TASK OBJECTIVE
What number of lines contain the word "подключение"? Reply with the number and nothing else.

--- START OF INFORMATION SUPPLIED ---

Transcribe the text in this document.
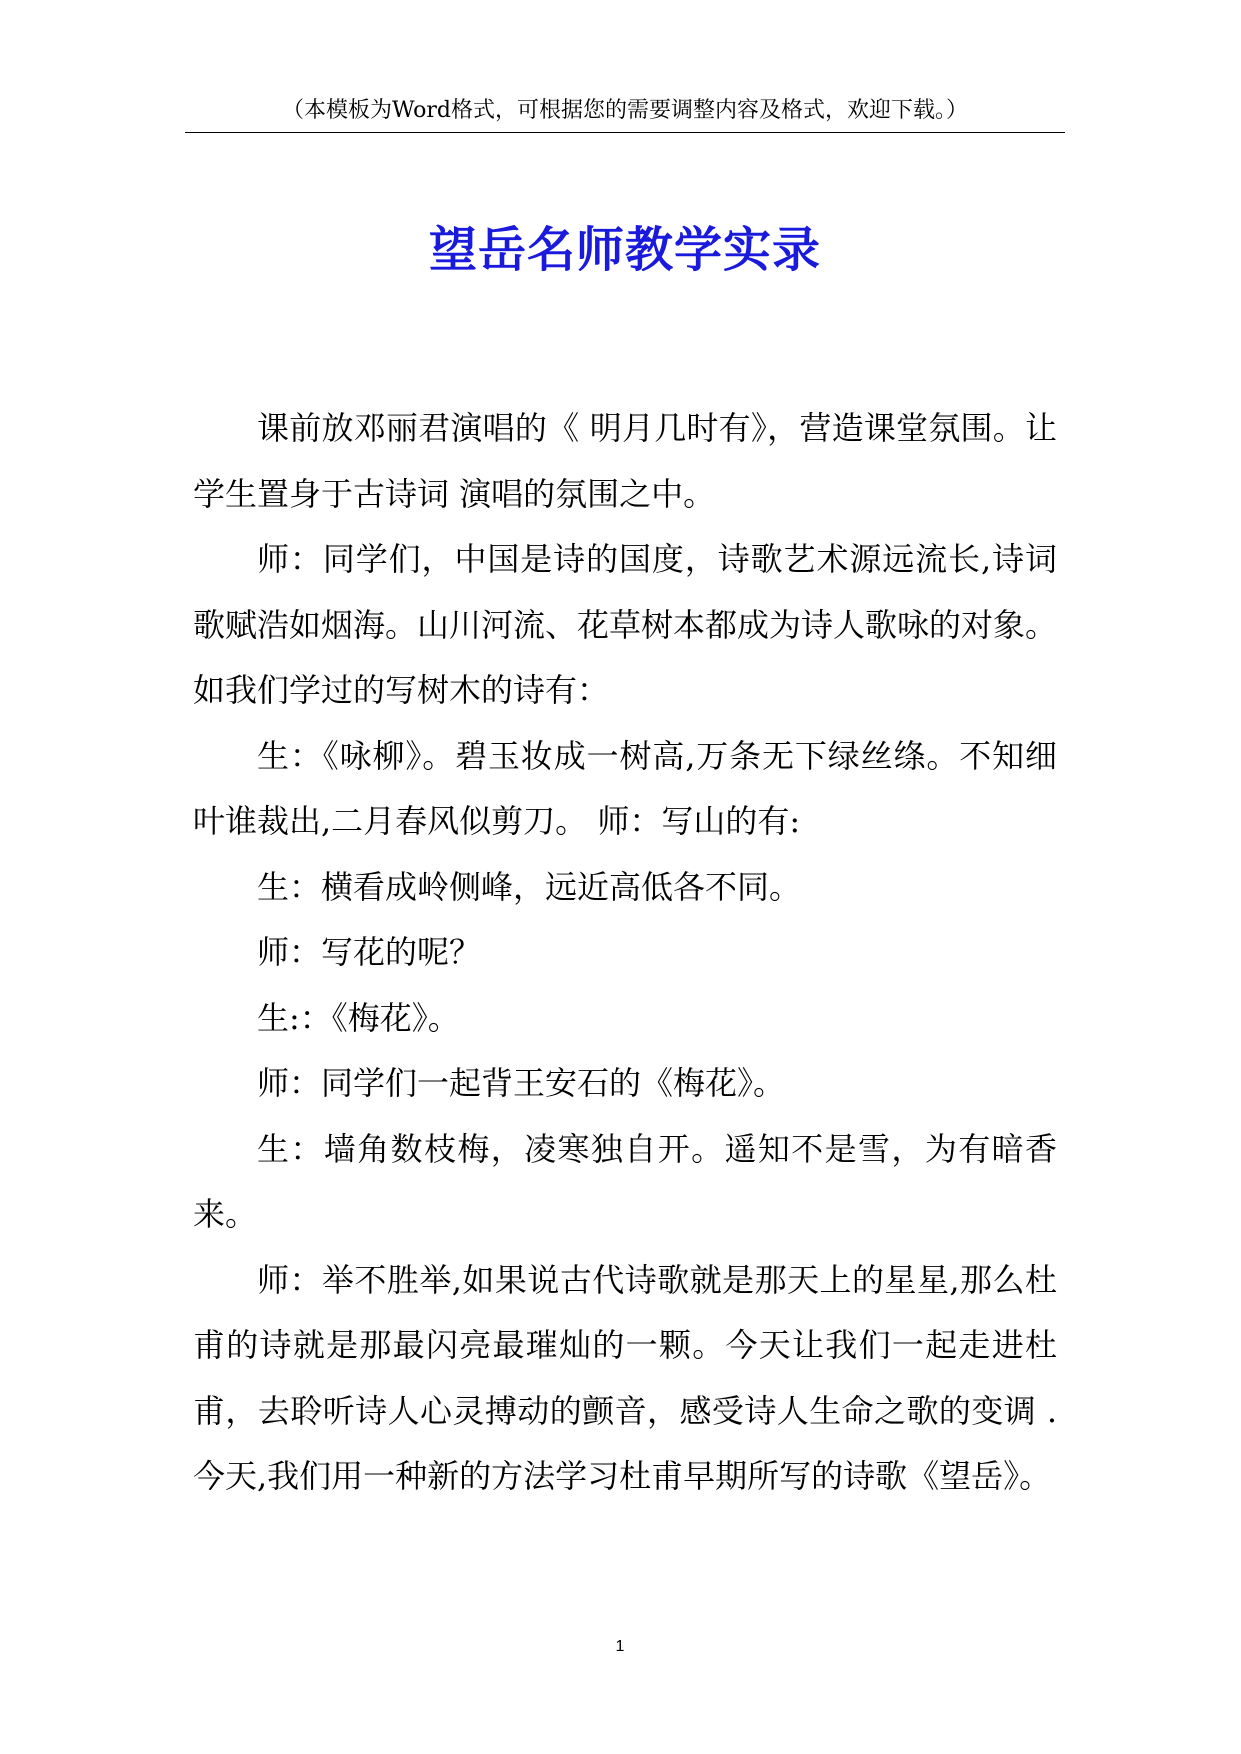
（本模板为Word格式，可根据您的需要调整内容及格式，欢迎下载。）
望岳名师教学实录

课前放邓丽君演唱的《 明月几时有》，营造课堂氛围。让学生置身于古诗词 演唱的氛围之中。

师：同学们，中国是诗的国度，诗歌艺术源远流长,诗词歌赋浩如烟海。山川河流、花草树本都成为诗人歌咏的对象。如我们学过的写树木的诗有：

生：《咏柳》。碧玉妆成一树高,万条无下绿丝绦。不知细叶谁裁出,二月春风似剪刀。 师：写山的有:

生：横看成岭侧峰，远近高低各不同。

师：写花的呢？

生:：《梅花》。

师：同学们一起背王安石的《梅花》。

生：墙角数枝梅，凌寒独自开。遥知不是雪，为有暗香来。

师：举不胜举,如果说古代诗歌就是那天上的星星,那么杜甫的诗就是那最闪亮最璀灿的一颗。今天让我们一起走进杜甫，去聆听诗人心灵搏动的颤音，感受诗人生命之歌的变调 .今天,我们用一种新的方法学习杜甫早期所写的诗歌《望岳》。

1
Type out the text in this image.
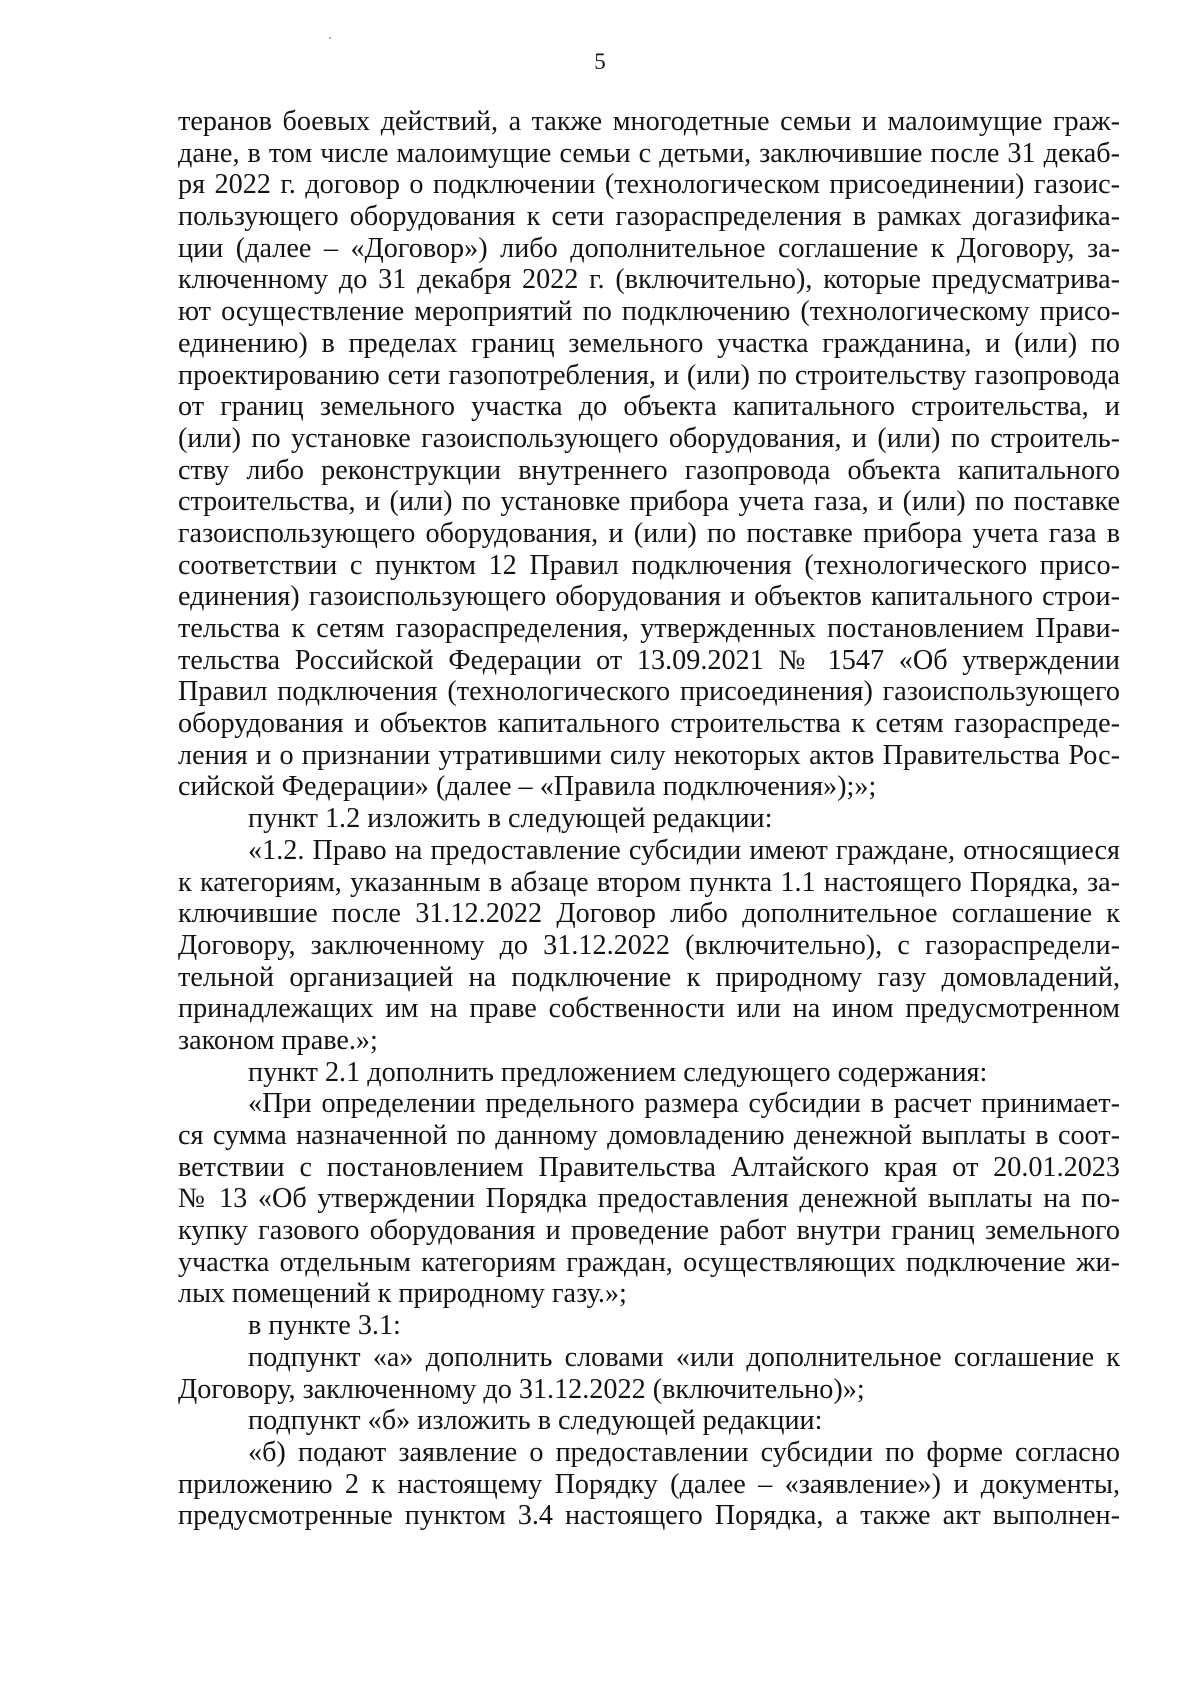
5
теранов боевых действий, а также многодетные семьи и малоимущие граж-
дане, в том числе малоимущие семьи с детьми, заключившие после 31 декаб-
ря 2022 г. договор о подключении (технологическом присоединении) газоис-
пользующего оборудования к сети газораспределения в рамках догазифика-
ции (далее – «Договор») либо дополнительное соглашение к Договору, за-
ключенному до 31 декабря 2022 г. (включительно), которые предусматрива-
ют осуществление мероприятий по подключению (технологическому присо-
единению) в пределах границ земельного участка гражданина, и (или) по
проектированию сети газопотребления, и (или) по строительству газопровода
от границ земельного участка до объекта капитального строительства, и
(или) по установке газоиспользующего оборудования, и (или) по строитель-
ству либо реконструкции внутреннего газопровода объекта капитального
строительства, и (или) по установке прибора учета газа, и (или) по поставке
газоиспользующего оборудования, и (или) по поставке прибора учета газа в
соответствии с пунктом 12 Правил подключения (технологического присо-
единения) газоиспользующего оборудования и объектов капитального строи-
тельства к сетям газораспределения, утвержденных постановлением Прави-
тельства Российской Федерации от 13.09.2021 № 1547 «Об утверждении
Правил подключения (технологического присоединения) газоиспользующего
оборудования и объектов капитального строительства к сетям газораспреде-
ления и о признании утратившими силу некоторых актов Правительства Рос-
сийской Федерации» (далее – «Правила подключения»);»;
пункт 1.2 изложить в следующей редакции:
«1.2. Право на предоставление субсидии имеют граждане, относящиеся
к категориям, указанным в абзаце втором пункта 1.1 настоящего Порядка, за-
ключившие после 31.12.2022 Договор либо дополнительное соглашение к
Договору, заключенному до 31.12.2022 (включительно), с газораспредели-
тельной организацией на подключение к природному газу домовладений,
принадлежащих им на праве собственности или на ином предусмотренном
законом праве.»;
пункт 2.1 дополнить предложением следующего содержания:
«При определении предельного размера субсидии в расчет принимает-
ся сумма назначенной по данному домовладению денежной выплаты в соот-
ветствии с постановлением Правительства Алтайского края от 20.01.2023
№ 13 «Об утверждении Порядка предоставления денежной выплаты на по-
купку газового оборудования и проведение работ внутри границ земельного
участка отдельным категориям граждан, осуществляющих подключение жи-
лых помещений к природному газу.»;
в пункте 3.1:
подпункт «а» дополнить словами «или дополнительное соглашение к
Договору, заключенному до 31.12.2022 (включительно)»;
подпункт «б» изложить в следующей редакции:
«б) подают заявление о предоставлении субсидии по форме согласно
приложению 2 к настоящему Порядку (далее – «заявление») и документы,
предусмотренные пунктом 3.4 настоящего Порядка, а также акт выполнен-
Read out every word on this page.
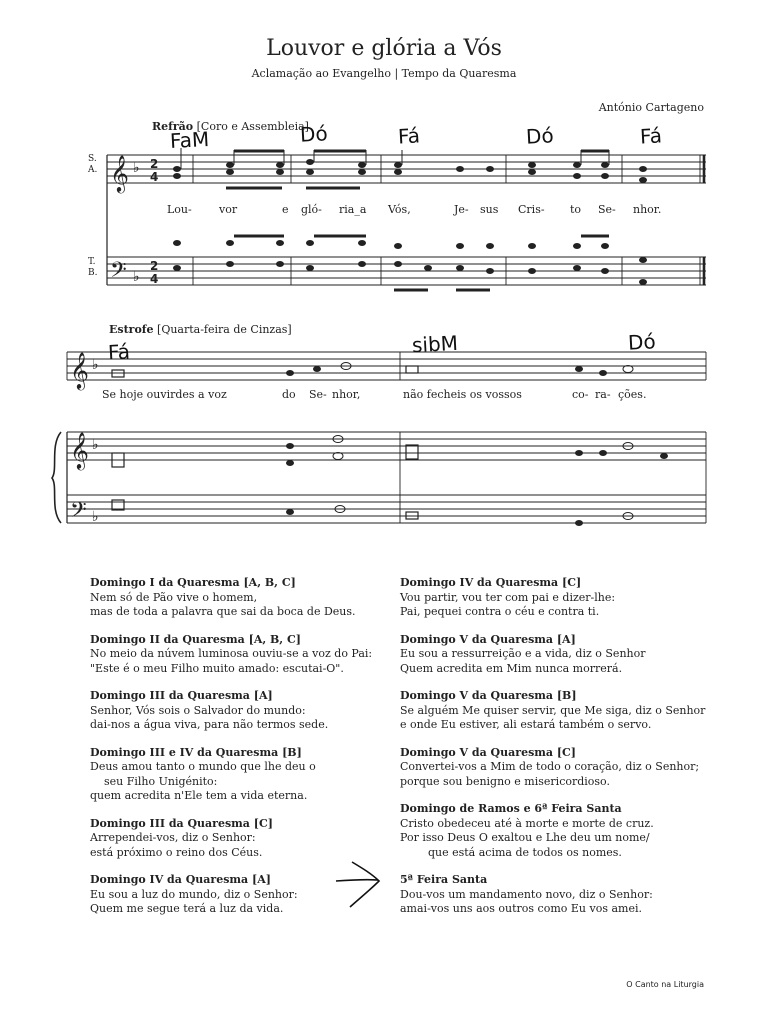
Louvor e glória a Vós
Aclamação ao Evangelho | Tempo da Quaresma
António Cartageno
Refrão [Coro e Assembleia]
S.
A.
T.
B.
𝄞
𝄢
♭
♭
2
4
2
4
𝄞 ♭
𝄞 ♭
𝄢 ♭
FaM	Dó	Fá	Dó	Fá
Lou- vor	e gló- ria_a Vós,	Je- sus Cris- to Se- nhor.
Estrofe [Quarta-feira de Cinzas]
Fá	sibM	Dó
Se hoje ouvirdes a voz	do Se- nhor,	não fecheis os vossos	co- ra- ções.
Domingo I da Quaresma [A, B, C]
Nem só de Pão vive o homem,
mas de toda a palavra que sai da boca de Deus.
Domingo II da Quaresma [A, B, C]
No meio da núvem luminosa ouviu-se a voz do Pai:
"Este é o meu Filho muito amado: escutai-O".
Domingo III da Quaresma [A]
Senhor, Vós sois o Salvador do mundo:
dai-nos a água viva, para não termos sede.
Domingo III e IV da Quaresma [B]
Deus amou tanto o mundo que lhe deu o
seu Filho Unigénito:
quem acredita n'Ele tem a vida eterna.
Domingo III da Quaresma [C]
Arrependei-vos, diz o Senhor:
está próximo o reino dos Céus.
Domingo IV da Quaresma [A]
Eu sou a luz do mundo, diz o Senhor:
Quem me segue terá a luz da vida.
Domingo IV da Quaresma [C]
Vou partir, vou ter com pai e dizer-lhe:
Pai, pequei contra o céu e contra ti.
Domingo V da Quaresma [A]
Eu sou a ressurreição e a vida, diz o Senhor
Quem acredita em Mim nunca morrerá.
Domingo V da Quaresma [B]
Se alguém Me quiser servir, que Me siga, diz o Senhor
e onde Eu estiver, ali estará também o servo.
Domingo V da Quaresma [C]
Convertei-vos a Mim de todo o coração, diz o Senhor;
porque sou benigno e misericordioso.
Domingo de Ramos e 6ª Feira Santa
Cristo obedeceu até à morte e morte de cruz.
Por isso Deus O exaltou e Lhe deu um nome/
que está acima de todos os nomes.
5ª Feira Santa
Dou-vos um mandamento novo, diz o Senhor:
amai-vos uns aos outros como Eu vos amei.
O Canto na Liturgia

--- END OF INFORMATION SUPPLIED ---

SOLUTION FOR THIS TASK
2